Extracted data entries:
(begin)

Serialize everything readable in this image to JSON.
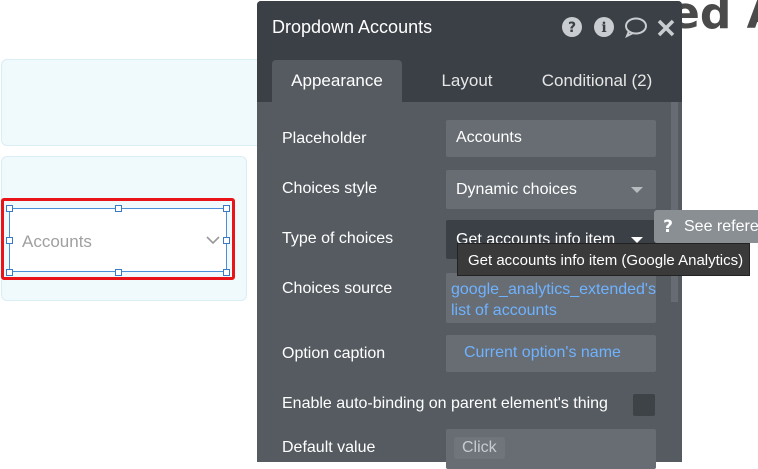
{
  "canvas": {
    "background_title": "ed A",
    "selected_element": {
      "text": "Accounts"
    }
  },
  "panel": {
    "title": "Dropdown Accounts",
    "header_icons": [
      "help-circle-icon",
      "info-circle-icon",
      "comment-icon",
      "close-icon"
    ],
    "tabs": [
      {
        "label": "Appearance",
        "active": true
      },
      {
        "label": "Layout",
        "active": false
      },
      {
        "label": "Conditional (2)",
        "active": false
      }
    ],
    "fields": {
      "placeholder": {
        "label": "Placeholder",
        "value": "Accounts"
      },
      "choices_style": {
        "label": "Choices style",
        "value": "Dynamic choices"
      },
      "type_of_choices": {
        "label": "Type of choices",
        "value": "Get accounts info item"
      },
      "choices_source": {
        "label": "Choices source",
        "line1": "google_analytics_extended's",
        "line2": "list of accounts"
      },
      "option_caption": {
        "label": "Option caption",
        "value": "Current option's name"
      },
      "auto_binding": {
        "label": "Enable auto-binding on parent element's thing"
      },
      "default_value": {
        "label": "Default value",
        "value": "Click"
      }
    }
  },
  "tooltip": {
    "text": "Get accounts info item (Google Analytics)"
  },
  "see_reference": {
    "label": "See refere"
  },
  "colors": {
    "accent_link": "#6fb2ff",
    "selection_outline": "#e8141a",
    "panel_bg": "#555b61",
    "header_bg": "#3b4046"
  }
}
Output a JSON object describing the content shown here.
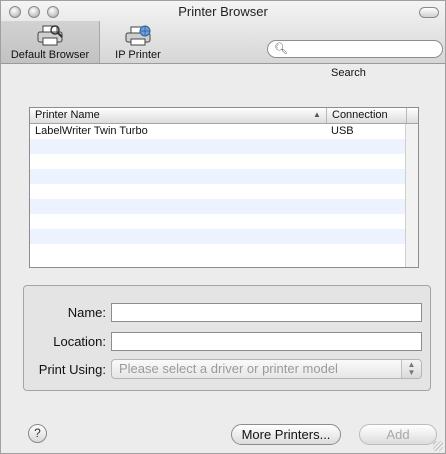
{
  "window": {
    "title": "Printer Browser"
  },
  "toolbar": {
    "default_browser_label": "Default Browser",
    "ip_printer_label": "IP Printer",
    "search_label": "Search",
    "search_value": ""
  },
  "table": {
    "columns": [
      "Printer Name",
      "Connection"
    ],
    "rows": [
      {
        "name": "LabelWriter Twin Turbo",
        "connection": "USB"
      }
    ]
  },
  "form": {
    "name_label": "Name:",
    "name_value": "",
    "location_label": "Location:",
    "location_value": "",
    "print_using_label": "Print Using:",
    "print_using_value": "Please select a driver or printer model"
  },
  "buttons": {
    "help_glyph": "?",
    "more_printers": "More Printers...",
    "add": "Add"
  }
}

(end)

*Directions*: Retype, word for word, the lines from the one with "Output a JSON" through the last line of the entries above, and only those lines. Leave pictures out.

*Output of the exercise*:
Output a JSON object describing the content shown here.
{
  "window": {
    "title": "Printer Browser"
  },
  "toolbar": {
    "default_browser_label": "Default Browser",
    "ip_printer_label": "IP Printer",
    "search_label": "Search",
    "search_value": ""
  },
  "table": {
    "columns": [
      "Printer Name",
      "Connection"
    ],
    "rows": [
      {
        "name": "LabelWriter Twin Turbo",
        "connection": "USB"
      }
    ]
  },
  "form": {
    "name_label": "Name:",
    "name_value": "",
    "location_label": "Location:",
    "location_value": "",
    "print_using_label": "Print Using:",
    "print_using_value": "Please select a driver or printer model"
  },
  "buttons": {
    "help_glyph": "?",
    "more_printers": "More Printers...",
    "add": "Add"
  }
}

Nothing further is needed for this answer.